(A run of records)
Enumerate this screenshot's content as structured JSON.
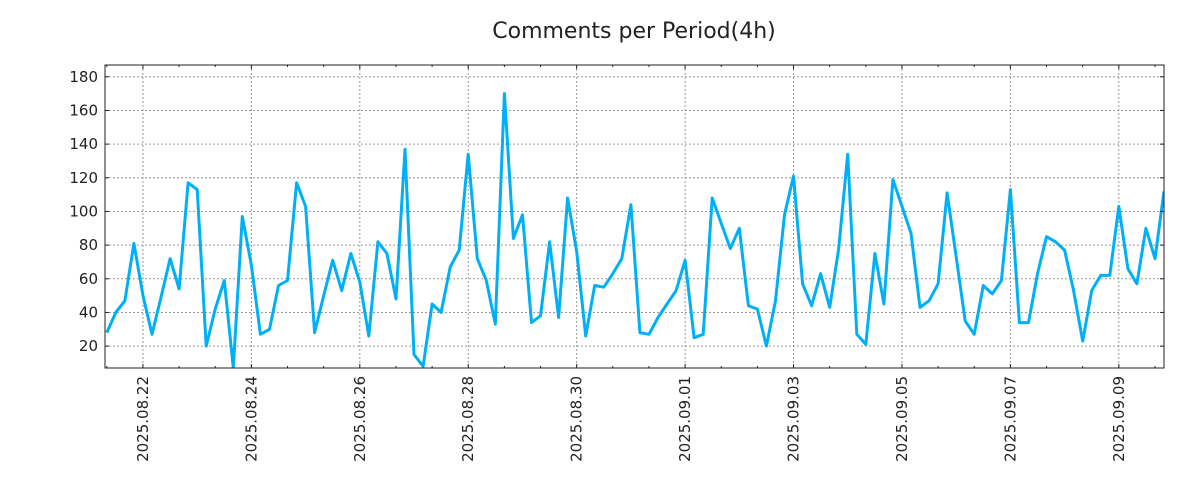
{
  "chart_data": {
    "type": "line",
    "title": "Comments per Period(4h)",
    "xlabel": "",
    "ylabel": "",
    "x_start": "2025-08-21 08:00",
    "interval_hours": 4,
    "series": [
      {
        "name": "comments",
        "color": "#00b0f6",
        "values": [
          28,
          40,
          47,
          81,
          50,
          27,
          49,
          72,
          54,
          117,
          113,
          20,
          42,
          59,
          7,
          97,
          68,
          27,
          30,
          56,
          59,
          117,
          103,
          28,
          50,
          71,
          53,
          75,
          58,
          26,
          82,
          75,
          48,
          137,
          15,
          8,
          45,
          40,
          67,
          77,
          134,
          72,
          59,
          33,
          170,
          84,
          98,
          34,
          38,
          82,
          37,
          108,
          76,
          26,
          56,
          55,
          63,
          72,
          104,
          28,
          27,
          37,
          45,
          53,
          71,
          25,
          27,
          108,
          93,
          78,
          90,
          44,
          42,
          20,
          47,
          98,
          121,
          57,
          44,
          63,
          43,
          78,
          134,
          27,
          21,
          75,
          45,
          119,
          103,
          87,
          43,
          47,
          57,
          111,
          73,
          35,
          27,
          56,
          51,
          59,
          113,
          34,
          34,
          63,
          85,
          82,
          77,
          53,
          23,
          53,
          62,
          62,
          103,
          66,
          57,
          90,
          72,
          112
        ]
      }
    ],
    "x_ticks": [
      {
        "label": "2025.08.22",
        "index": 4
      },
      {
        "label": "2025.08.24",
        "index": 16
      },
      {
        "label": "2025.08.26",
        "index": 28
      },
      {
        "label": "2025.08.28",
        "index": 40
      },
      {
        "label": "2025.08.30",
        "index": 52
      },
      {
        "label": "2025.09.01",
        "index": 64
      },
      {
        "label": "2025.09.03",
        "index": 76
      },
      {
        "label": "2025.09.05",
        "index": 88
      },
      {
        "label": "2025.09.07",
        "index": 100
      },
      {
        "label": "2025.09.09",
        "index": 112
      }
    ],
    "y_ticks": [
      20,
      40,
      60,
      80,
      100,
      120,
      140,
      160,
      180
    ],
    "xlim": [
      -0.2,
      117
    ],
    "ylim": [
      7,
      187
    ],
    "grid": true,
    "legend": "none"
  }
}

Written instruction:
Search the data above for lines holding "index" and copy each of them.

Answer in full:
        "index": 4
        "index": 16
        "index": 28
        "index": 40
        "index": 52
        "index": 64
        "index": 76
        "index": 88
        "index": 100
        "index": 112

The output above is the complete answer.